■ **DATA IN THIS EXERCISE**
○ ○ ○ ○

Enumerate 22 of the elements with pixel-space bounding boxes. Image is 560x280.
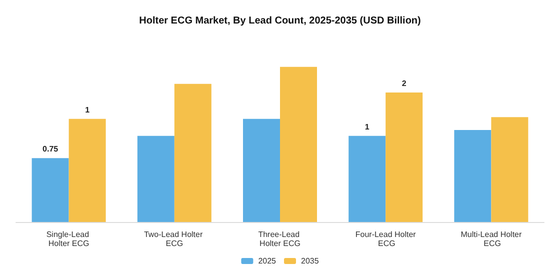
data-label: 1 [364,122,370,132]
chart-title: Holter ECG Market, By Lead Count, 2025-2035 (USD Billion) [139,16,421,26]
x-tick-label: Two-Lead Holter ECG [144,230,205,248]
legend-label: 2025 [258,256,277,266]
legend-label: 2035 [301,256,320,266]
bar [174,84,212,222]
x-tick-label: Single-Lead Holter ECG [46,230,92,248]
x-tick-label: Four-Lead Holter ECG [355,230,416,248]
bar [32,158,69,222]
bar [348,136,386,222]
data-label: 0.75 [42,144,59,154]
bar [491,117,528,222]
data-label: 1 [85,105,90,114]
bar [243,118,280,222]
x-tick-label: Three-Lead Holter ECG [258,230,302,248]
bar [68,118,106,222]
bar [386,92,423,222]
bar [454,130,492,222]
x-tick-label: Multi-Lead Holter ECG [460,230,522,248]
bar [280,66,317,222]
data-label: 2 [402,78,407,88]
bar [137,136,174,222]
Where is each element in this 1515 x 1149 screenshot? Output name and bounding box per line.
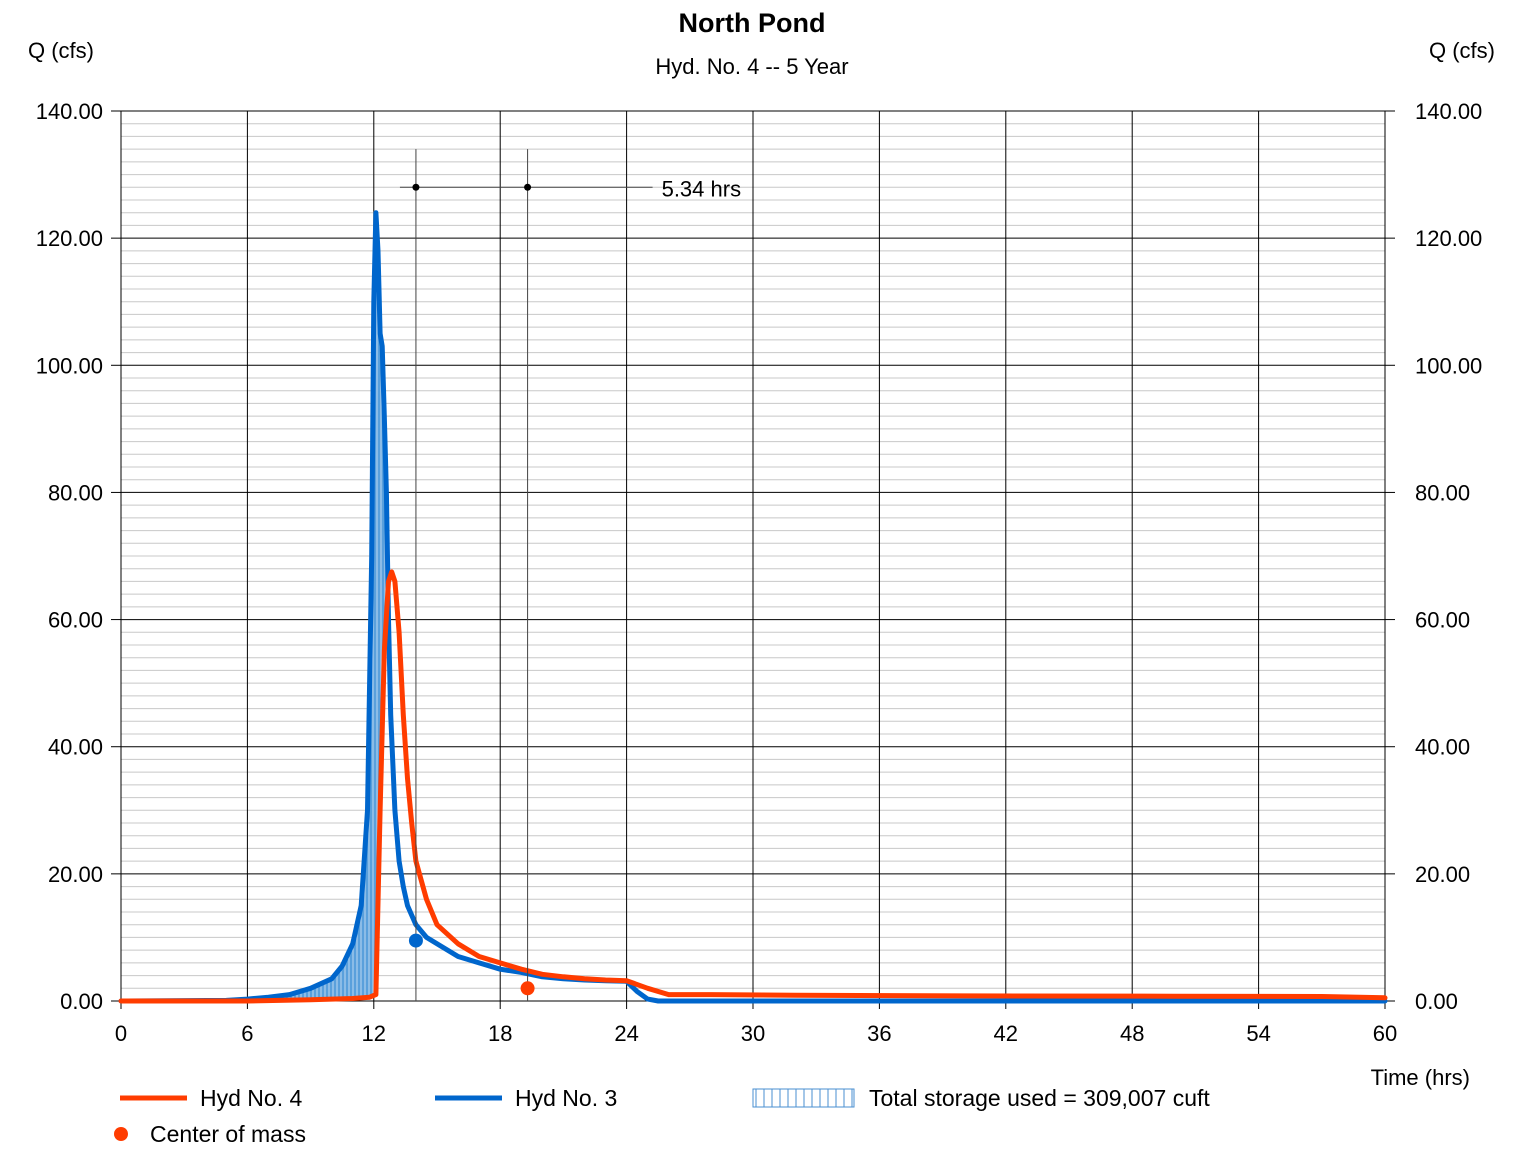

○ ○ ○ ○

Arrange all the records above as a Markdown table with the columns Row and Line. Give each line its own numbered row, skip blank lines, and leave out the picture markers.

■ **FINISHED EXERCISE**
| Row | Line |
|---|---|
| 1 | Enumerate 22 of the elements with pixel-space bounding boxes. Image is 560x280. |
| 2 | data-label: 1 [364,122,370,132] |
| 3 | chart-title: Holter ECG Market, By Lead Count, 2025-2035 (USD Billion) [139,16,421,26] |
| 4 | x-tick-label: Two-Lead Holter ECG [144,230,205,248] |
| 5 | legend-label: 2025 [258,256,277,266] |
| 6 | legend-label: 2035 [301,256,320,266] |
| 7 | bar [174,84,212,222] |
| 8 | x-tick-label: Single-Lead Holter ECG [46,230,92,248] |
| 9 | x-tick-label: Four-Lead Holter ECG [355,230,416,248] |
| 10 | bar [32,158,69,222] |
| 11 | bar [348,136,386,222] |
| 12 | data-label: 0.75 [42,144,59,154] |
| 13 | bar [491,117,528,222] |
| 14 | data-label: 1 [85,105,90,114] |
| 15 | bar [243,118,280,222] |
| 16 | x-tick-label: Three-Lead Holter ECG [258,230,302,248] |
| 17 | bar [68,118,106,222] |
| 18 | bar [386,92,423,222] |
| 19 | bar [454,130,492,222] |
| 20 | x-tick-label: Multi-Lead Holter ECG [460,230,522,248] |
| 21 | bar [280,66,317,222] |
| 22 | data-label: 2 [402,78,407,88] |
| 23 | bar [137,136,174,222] |
| 24 | Where is each element in this 1515 x 1149 screenshot? Output name and bounding box per line. |